(Stored dataset items)
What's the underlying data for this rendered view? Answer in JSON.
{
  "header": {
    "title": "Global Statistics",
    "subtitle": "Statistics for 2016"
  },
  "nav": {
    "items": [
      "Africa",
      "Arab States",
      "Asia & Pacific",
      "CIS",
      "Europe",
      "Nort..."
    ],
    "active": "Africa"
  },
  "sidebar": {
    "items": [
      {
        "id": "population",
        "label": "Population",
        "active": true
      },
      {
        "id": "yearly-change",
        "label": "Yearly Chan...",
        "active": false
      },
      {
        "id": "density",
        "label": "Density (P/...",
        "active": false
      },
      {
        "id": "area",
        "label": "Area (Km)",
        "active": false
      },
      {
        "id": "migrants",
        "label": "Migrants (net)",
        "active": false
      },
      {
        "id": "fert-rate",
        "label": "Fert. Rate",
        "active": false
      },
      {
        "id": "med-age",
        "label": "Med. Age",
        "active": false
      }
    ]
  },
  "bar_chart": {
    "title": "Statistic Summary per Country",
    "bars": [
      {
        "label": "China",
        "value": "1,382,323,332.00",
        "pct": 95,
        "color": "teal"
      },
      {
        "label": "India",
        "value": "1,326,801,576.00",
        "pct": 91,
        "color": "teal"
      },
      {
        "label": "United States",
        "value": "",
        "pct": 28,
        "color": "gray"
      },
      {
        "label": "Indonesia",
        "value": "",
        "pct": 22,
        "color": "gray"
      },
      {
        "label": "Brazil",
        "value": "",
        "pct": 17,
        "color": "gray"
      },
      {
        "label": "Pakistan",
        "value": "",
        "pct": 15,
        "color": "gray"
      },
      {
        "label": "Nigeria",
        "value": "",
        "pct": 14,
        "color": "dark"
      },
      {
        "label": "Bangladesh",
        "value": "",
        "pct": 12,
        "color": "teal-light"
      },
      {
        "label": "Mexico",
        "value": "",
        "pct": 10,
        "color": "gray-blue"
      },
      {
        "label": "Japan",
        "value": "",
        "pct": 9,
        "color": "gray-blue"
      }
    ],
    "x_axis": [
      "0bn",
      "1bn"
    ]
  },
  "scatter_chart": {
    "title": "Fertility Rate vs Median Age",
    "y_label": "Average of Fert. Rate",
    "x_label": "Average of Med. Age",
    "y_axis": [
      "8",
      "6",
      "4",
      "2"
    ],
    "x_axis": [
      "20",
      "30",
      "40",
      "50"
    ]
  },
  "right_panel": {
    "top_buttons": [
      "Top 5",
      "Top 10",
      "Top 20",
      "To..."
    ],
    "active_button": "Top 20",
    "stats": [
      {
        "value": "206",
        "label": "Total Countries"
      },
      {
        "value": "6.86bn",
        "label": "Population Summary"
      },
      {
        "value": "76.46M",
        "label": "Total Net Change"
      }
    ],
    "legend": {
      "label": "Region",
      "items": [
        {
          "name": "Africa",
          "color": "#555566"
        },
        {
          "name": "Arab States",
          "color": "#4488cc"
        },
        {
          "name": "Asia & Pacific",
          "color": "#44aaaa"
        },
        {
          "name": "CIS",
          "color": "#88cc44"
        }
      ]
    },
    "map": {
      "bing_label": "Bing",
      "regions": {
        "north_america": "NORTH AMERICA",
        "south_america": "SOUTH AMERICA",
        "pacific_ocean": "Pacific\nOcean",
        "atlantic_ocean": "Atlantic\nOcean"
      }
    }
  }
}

• _What you need to do_
Find the number of lines in which the word "Average" occurs, and write nothing but that number.

• _Answer for this exercise_
2